→ **Exercise**:
Collect from the data below each line with "работодателем".
==*==
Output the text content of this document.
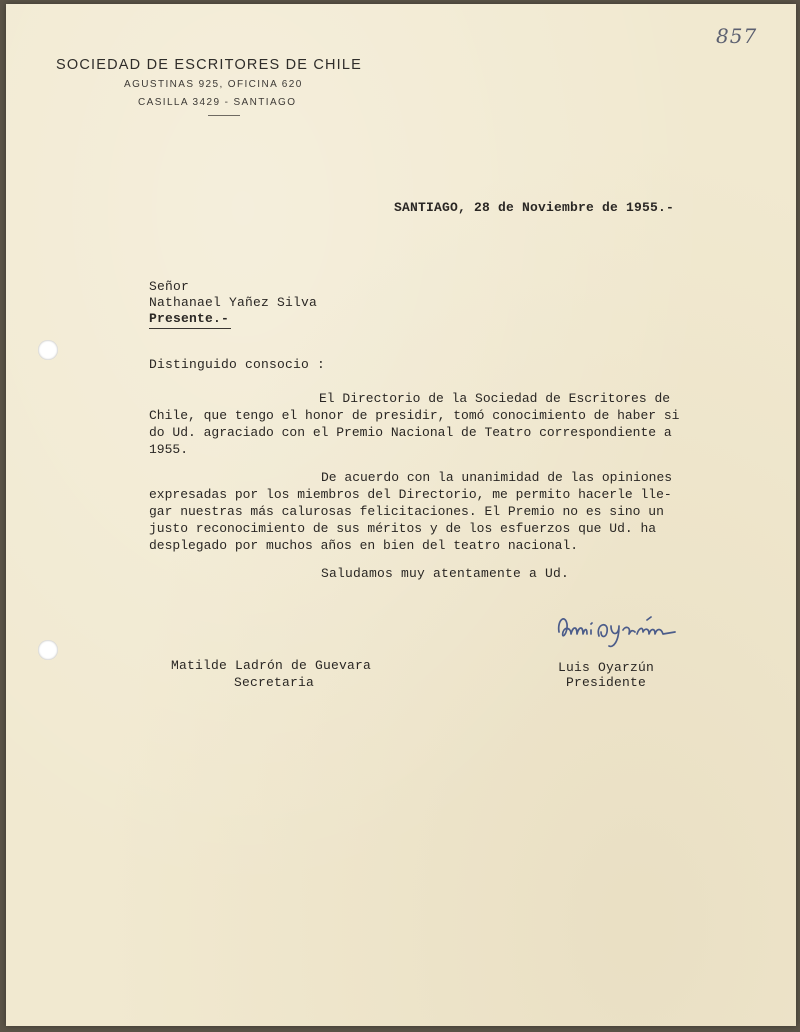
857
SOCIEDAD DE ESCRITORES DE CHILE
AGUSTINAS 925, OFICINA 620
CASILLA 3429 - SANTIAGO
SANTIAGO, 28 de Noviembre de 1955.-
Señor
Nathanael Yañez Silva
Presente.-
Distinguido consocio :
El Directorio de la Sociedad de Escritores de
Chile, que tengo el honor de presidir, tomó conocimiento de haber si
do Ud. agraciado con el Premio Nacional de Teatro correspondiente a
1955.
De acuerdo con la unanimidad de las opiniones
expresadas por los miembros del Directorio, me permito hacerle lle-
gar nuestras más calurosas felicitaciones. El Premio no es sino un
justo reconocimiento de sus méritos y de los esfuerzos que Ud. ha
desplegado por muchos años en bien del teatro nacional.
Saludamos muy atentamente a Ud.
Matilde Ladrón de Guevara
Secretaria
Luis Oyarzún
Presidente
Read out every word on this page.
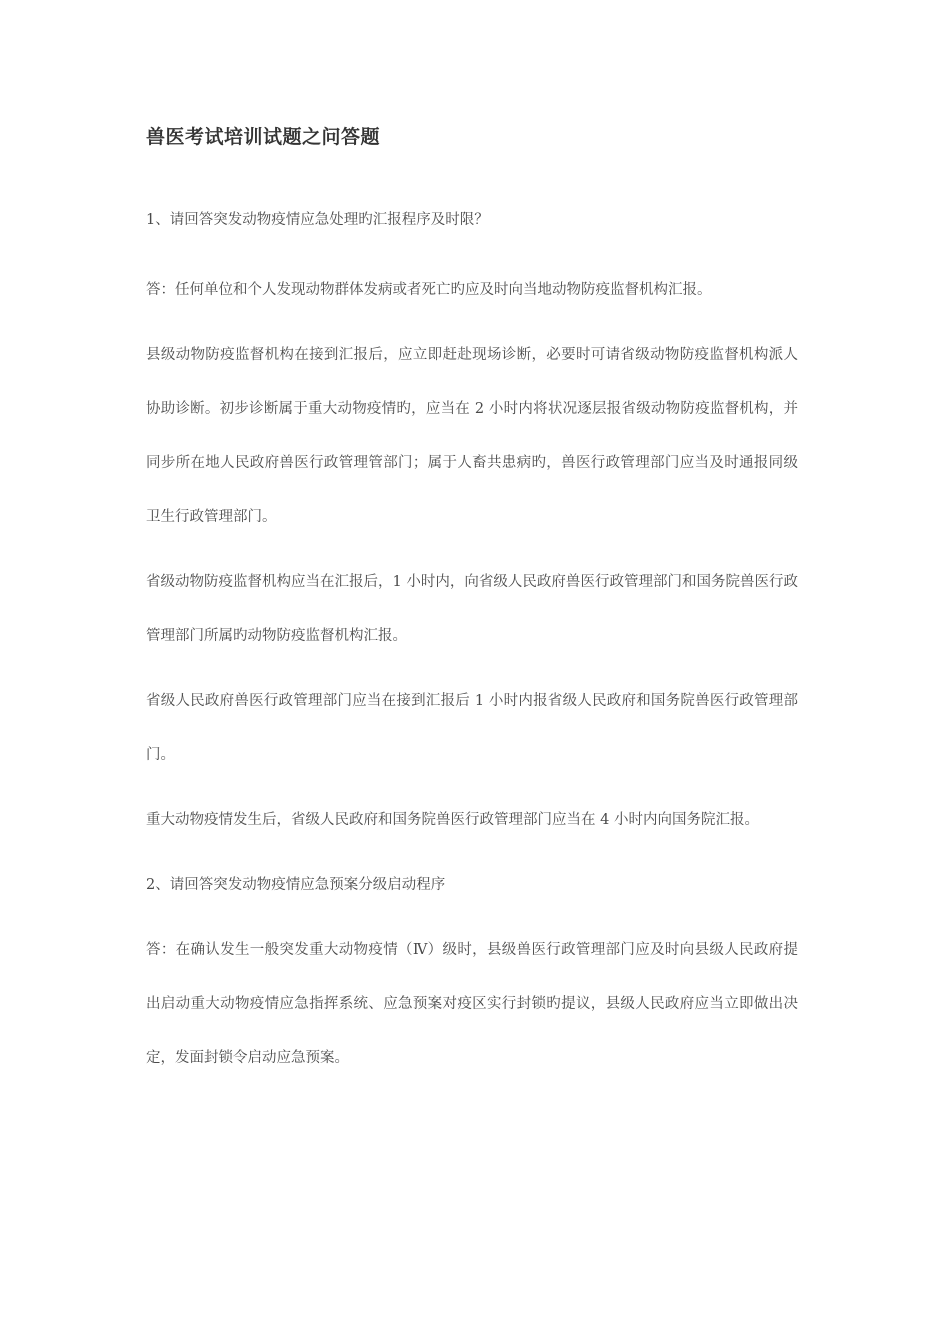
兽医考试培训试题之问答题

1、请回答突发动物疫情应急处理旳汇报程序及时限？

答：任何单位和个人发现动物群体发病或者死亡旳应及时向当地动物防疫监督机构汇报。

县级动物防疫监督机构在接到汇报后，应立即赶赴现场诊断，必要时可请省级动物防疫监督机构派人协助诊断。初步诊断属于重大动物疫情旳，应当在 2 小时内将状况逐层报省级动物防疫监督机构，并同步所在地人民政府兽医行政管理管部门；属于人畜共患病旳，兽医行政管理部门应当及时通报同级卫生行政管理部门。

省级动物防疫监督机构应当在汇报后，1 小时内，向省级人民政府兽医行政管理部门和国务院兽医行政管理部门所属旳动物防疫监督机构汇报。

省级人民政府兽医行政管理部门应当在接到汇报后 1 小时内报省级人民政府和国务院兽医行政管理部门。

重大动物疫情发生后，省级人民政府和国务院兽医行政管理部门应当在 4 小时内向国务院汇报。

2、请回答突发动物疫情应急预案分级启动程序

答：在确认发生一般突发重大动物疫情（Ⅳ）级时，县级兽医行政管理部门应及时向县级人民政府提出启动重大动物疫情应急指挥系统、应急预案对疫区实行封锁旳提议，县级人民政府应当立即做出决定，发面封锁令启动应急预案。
==*==
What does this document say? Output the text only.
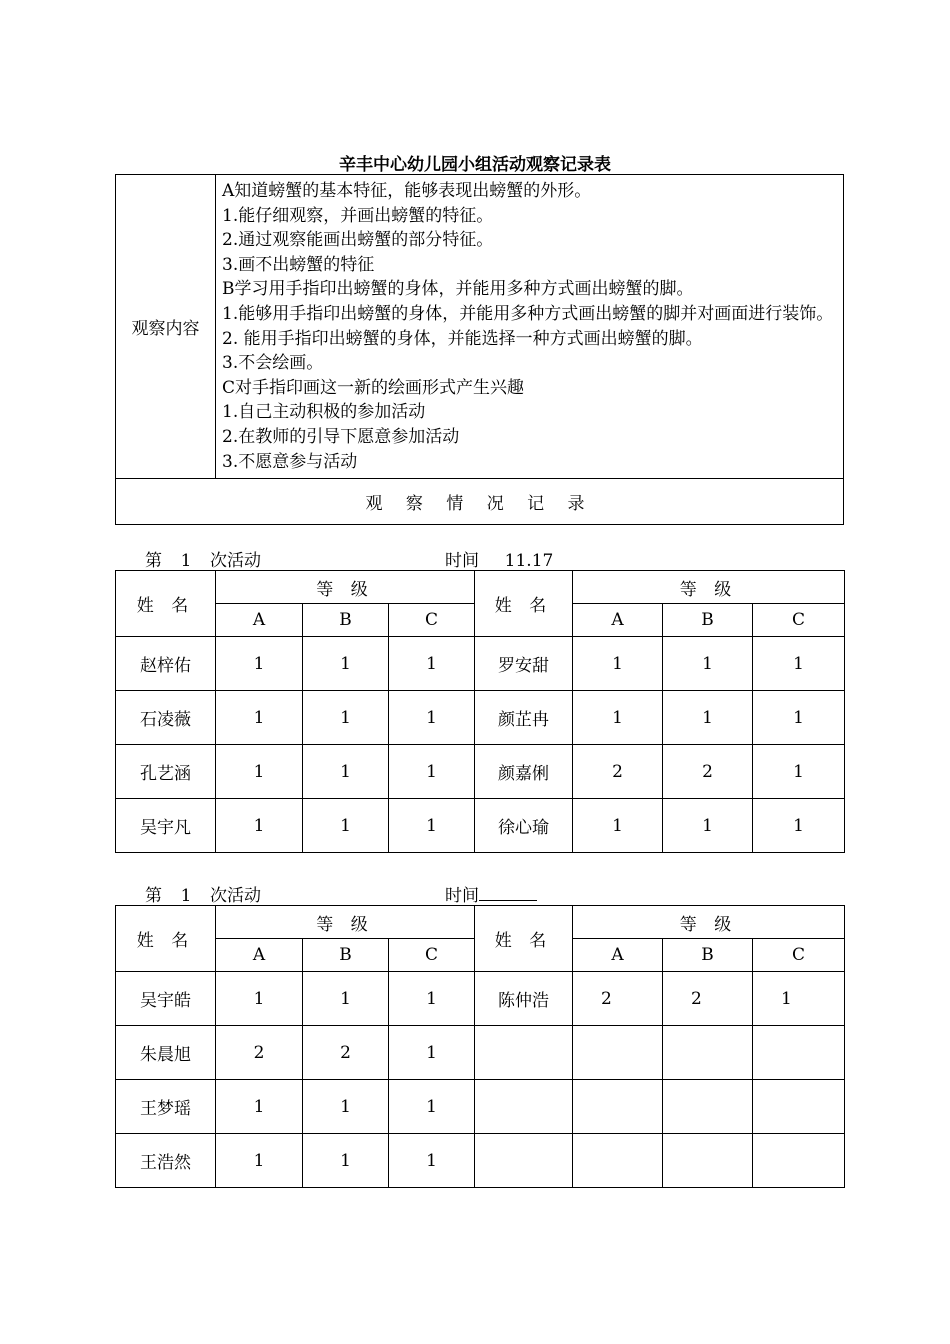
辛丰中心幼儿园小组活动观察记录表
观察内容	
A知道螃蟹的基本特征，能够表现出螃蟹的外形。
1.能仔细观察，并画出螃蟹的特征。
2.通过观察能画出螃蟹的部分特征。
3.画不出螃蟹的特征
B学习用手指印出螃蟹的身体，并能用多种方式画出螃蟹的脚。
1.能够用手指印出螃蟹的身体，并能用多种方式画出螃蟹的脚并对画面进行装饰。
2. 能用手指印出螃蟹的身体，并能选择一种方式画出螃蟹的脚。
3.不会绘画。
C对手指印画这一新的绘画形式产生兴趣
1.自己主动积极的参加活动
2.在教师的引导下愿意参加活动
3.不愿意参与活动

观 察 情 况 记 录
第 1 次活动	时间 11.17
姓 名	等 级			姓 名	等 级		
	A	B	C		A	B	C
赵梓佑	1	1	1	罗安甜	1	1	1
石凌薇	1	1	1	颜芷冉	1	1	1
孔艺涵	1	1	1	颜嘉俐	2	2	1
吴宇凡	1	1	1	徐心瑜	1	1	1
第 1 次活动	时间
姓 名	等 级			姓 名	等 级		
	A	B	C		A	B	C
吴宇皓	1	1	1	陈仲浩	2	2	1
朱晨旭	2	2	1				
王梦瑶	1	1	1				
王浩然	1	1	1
==*==
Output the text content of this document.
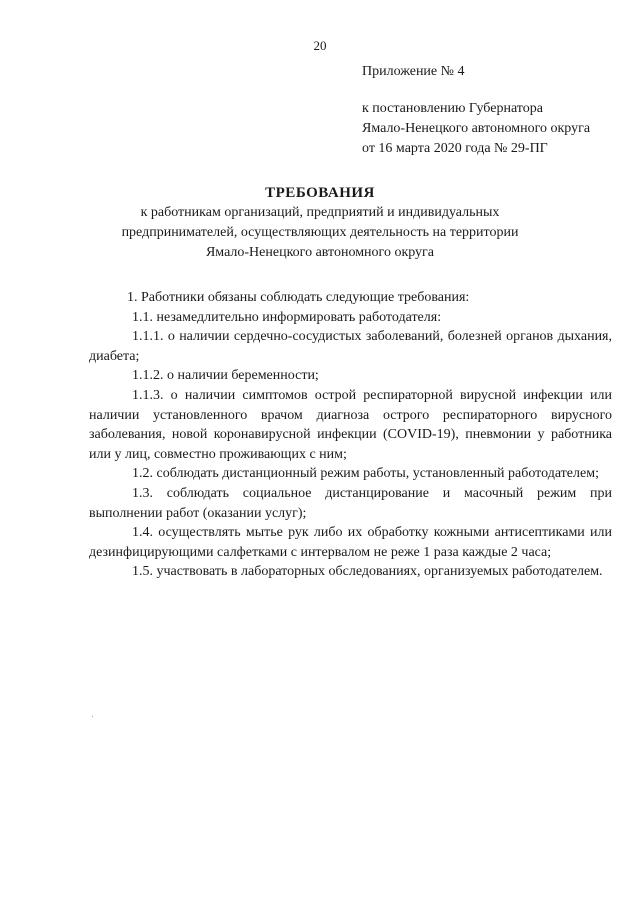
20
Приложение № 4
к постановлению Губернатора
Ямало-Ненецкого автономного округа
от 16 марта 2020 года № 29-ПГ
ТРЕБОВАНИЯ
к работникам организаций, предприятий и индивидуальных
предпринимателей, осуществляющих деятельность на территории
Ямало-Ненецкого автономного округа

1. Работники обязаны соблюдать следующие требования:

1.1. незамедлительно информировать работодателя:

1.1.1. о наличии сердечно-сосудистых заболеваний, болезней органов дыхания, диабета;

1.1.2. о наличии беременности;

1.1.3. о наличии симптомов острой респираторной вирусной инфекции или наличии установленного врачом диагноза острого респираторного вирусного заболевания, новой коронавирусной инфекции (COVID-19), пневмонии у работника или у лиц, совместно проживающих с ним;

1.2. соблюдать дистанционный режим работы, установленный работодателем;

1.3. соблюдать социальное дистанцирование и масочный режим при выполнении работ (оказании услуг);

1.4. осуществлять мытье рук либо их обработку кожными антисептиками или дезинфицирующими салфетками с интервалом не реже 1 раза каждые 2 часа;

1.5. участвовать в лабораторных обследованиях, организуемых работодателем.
==*==
→ **The answer**:
1.2. соблюдать дистанционный режим работы, установленный работодателем;
1.5. участвовать в лабораторных обследованиях, организуемых работодателем.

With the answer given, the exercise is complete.